### Given information ###

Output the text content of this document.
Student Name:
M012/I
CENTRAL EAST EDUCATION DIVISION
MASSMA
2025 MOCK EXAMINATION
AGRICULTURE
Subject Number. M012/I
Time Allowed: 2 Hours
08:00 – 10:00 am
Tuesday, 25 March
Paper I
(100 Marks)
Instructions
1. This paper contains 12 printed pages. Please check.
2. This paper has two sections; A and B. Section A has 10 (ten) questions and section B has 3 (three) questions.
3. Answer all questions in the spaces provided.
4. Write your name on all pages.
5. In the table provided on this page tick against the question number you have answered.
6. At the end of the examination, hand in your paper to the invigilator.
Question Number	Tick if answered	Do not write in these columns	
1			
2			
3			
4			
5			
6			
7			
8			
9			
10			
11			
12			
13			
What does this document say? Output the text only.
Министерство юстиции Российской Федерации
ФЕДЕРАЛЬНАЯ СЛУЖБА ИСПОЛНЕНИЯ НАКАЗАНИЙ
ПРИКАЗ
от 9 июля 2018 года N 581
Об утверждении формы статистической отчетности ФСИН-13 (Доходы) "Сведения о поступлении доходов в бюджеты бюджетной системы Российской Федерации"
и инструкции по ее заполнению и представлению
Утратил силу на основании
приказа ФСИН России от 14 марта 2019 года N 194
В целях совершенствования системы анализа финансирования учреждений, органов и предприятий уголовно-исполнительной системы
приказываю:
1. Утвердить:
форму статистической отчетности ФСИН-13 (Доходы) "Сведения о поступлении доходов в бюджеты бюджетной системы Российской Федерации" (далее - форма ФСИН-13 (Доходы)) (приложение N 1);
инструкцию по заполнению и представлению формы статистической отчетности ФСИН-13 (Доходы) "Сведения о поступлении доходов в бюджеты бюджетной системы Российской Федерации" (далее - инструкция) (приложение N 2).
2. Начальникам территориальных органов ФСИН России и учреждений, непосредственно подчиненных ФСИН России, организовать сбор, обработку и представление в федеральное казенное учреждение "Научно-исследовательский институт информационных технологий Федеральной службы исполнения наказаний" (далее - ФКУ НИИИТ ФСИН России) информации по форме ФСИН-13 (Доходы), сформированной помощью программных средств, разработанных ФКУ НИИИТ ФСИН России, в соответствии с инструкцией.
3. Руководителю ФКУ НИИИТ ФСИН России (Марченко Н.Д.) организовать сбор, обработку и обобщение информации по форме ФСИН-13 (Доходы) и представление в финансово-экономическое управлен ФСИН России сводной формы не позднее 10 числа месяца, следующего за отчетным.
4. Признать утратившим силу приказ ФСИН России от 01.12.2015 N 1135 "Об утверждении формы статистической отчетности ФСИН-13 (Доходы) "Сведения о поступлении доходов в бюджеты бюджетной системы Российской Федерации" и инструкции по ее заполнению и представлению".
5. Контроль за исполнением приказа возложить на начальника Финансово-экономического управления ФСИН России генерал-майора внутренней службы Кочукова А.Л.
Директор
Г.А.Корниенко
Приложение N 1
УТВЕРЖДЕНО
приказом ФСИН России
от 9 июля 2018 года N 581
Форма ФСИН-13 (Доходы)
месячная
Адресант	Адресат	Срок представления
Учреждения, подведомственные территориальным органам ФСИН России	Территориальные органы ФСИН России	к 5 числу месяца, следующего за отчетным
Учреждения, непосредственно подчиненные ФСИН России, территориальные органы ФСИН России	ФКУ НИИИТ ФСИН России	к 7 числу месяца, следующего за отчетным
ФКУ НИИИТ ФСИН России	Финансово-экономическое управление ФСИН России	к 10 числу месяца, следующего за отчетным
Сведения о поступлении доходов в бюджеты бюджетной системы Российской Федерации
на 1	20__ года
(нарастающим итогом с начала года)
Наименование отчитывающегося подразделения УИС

###

* _The exercise_
Gather each line in these records that contains the string "pages".

* _Response below_
1. This paper contains 12 printed pages. Please check.
4. Write your name on all pages.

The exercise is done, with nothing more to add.